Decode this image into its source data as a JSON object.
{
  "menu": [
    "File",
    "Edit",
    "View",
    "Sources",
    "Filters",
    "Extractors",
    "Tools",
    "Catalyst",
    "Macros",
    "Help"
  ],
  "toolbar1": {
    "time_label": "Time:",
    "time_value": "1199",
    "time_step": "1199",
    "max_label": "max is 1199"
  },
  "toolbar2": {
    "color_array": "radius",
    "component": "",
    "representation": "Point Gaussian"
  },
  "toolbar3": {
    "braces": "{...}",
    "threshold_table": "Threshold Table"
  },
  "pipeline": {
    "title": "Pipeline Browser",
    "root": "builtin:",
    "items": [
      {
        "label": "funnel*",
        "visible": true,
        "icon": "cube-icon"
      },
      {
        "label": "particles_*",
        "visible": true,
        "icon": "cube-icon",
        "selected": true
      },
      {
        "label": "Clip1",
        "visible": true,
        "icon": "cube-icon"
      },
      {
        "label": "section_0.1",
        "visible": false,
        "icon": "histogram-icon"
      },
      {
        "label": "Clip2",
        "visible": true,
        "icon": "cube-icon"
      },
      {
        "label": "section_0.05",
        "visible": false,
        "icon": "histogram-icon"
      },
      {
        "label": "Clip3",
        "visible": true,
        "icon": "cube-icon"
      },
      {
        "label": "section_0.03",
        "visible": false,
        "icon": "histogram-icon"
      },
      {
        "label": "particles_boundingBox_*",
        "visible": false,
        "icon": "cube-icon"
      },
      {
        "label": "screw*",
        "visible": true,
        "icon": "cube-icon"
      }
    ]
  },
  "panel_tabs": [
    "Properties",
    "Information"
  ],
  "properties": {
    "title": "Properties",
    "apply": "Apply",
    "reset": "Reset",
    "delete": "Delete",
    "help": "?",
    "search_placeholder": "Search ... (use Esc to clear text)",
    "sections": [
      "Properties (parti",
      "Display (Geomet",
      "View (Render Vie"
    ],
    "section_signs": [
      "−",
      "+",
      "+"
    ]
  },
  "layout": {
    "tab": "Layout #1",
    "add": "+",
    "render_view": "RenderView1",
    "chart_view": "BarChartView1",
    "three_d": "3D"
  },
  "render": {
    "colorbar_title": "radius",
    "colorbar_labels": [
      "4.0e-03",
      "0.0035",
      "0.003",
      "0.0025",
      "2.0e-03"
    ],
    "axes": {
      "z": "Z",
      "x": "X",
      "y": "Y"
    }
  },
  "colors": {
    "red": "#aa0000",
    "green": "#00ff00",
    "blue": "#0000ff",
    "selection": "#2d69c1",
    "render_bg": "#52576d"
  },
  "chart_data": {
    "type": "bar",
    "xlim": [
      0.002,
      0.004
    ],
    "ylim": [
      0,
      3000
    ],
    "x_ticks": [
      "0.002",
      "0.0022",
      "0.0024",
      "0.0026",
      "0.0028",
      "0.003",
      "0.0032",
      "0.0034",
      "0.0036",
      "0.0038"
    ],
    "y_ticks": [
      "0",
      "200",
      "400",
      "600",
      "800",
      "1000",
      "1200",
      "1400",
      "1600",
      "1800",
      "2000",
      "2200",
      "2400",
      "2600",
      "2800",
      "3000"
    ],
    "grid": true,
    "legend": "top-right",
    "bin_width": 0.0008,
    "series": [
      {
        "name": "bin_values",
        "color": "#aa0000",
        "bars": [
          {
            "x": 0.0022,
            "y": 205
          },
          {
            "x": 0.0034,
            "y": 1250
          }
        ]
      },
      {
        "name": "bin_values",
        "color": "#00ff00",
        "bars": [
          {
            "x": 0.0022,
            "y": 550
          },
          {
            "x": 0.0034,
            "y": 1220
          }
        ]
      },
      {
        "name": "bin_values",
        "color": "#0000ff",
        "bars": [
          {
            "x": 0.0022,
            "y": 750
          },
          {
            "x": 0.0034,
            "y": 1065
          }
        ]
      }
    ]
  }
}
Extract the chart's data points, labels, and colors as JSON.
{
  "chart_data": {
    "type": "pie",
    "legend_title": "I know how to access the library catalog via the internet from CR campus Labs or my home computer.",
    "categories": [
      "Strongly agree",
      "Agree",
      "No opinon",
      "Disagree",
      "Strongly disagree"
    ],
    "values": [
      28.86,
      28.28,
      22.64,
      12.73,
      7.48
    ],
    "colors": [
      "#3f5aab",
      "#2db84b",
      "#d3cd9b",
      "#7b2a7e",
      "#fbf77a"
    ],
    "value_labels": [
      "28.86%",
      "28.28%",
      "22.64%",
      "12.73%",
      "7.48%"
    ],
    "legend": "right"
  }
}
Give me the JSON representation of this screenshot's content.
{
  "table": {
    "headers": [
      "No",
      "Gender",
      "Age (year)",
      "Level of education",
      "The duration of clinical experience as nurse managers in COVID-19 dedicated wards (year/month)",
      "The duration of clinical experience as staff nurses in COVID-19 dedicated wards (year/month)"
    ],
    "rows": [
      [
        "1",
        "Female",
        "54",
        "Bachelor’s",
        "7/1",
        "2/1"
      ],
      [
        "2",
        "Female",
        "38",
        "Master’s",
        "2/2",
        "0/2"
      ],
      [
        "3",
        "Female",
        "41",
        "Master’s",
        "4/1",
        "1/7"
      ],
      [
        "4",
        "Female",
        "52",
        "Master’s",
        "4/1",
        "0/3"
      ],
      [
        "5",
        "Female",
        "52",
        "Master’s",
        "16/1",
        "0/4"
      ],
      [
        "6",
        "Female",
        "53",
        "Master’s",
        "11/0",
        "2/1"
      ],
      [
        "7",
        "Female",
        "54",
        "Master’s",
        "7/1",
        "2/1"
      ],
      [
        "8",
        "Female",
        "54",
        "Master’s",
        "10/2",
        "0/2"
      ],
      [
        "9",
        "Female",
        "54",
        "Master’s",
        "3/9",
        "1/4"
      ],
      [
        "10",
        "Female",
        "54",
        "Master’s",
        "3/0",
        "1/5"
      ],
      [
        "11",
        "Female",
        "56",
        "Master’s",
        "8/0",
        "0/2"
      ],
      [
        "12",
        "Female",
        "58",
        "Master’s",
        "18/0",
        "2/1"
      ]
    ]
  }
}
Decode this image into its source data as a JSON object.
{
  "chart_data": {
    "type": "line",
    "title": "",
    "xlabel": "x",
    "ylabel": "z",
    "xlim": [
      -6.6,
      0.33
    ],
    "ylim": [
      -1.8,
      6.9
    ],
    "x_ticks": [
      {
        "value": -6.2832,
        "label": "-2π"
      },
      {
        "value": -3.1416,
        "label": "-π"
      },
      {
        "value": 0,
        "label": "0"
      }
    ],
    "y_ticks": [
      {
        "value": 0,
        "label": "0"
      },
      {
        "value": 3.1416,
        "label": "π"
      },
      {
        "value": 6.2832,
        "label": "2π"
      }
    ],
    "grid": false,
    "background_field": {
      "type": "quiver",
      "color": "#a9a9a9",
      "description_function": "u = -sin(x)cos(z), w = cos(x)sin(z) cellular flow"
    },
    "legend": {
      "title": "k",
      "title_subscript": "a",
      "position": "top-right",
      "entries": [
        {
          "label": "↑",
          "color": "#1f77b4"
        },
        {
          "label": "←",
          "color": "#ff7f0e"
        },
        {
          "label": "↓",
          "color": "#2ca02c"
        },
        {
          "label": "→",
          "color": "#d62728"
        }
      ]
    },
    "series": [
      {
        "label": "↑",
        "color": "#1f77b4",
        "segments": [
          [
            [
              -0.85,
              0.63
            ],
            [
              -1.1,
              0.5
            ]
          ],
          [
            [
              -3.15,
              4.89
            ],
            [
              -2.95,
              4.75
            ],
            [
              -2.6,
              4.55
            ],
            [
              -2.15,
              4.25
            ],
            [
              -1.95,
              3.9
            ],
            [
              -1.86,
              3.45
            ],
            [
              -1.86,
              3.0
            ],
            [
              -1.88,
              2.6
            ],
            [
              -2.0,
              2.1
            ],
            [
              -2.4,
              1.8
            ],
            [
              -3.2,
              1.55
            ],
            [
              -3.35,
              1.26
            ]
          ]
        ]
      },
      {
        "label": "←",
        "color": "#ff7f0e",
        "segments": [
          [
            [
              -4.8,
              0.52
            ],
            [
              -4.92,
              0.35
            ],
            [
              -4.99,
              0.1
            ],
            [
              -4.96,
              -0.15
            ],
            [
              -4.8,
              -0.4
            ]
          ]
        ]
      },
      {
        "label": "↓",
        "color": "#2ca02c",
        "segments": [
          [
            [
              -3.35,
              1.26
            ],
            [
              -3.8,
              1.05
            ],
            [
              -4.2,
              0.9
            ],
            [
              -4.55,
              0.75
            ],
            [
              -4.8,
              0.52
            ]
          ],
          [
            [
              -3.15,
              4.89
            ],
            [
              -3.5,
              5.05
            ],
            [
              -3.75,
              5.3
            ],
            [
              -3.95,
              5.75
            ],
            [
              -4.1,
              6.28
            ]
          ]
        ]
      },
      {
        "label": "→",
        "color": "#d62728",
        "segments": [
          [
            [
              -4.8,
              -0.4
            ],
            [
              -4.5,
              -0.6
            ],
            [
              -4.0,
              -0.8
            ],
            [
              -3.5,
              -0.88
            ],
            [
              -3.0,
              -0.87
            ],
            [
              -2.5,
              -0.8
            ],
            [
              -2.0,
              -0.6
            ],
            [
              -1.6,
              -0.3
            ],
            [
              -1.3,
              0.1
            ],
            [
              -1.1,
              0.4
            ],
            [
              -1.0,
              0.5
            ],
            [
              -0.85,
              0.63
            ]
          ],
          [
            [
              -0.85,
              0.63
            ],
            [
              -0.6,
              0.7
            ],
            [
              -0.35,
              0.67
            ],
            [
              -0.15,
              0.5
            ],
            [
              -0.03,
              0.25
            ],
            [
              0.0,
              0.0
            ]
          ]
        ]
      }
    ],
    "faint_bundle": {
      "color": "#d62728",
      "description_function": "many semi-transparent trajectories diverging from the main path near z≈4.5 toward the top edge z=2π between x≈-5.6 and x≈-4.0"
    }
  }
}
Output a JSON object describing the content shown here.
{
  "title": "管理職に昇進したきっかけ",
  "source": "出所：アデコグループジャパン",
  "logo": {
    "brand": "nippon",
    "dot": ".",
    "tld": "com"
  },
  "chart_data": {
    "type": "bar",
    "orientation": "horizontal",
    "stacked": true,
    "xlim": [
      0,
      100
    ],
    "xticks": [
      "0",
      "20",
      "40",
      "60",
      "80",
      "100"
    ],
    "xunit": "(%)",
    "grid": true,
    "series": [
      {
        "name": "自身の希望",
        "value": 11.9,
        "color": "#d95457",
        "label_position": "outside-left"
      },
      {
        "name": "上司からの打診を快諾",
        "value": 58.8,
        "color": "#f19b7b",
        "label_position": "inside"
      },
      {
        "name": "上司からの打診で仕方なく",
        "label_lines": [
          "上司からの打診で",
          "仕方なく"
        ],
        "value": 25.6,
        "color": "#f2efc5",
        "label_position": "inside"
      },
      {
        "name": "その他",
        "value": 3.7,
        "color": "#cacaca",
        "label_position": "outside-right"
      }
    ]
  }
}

.....

EXERCISE OBJECTIVE - Find the lines containing "type" and list every one of them.

TASK ANSWER -
    "type": "bar",
    "type": "pie",
    "type": "line",
      "type": "quiver",
    "type": "bar",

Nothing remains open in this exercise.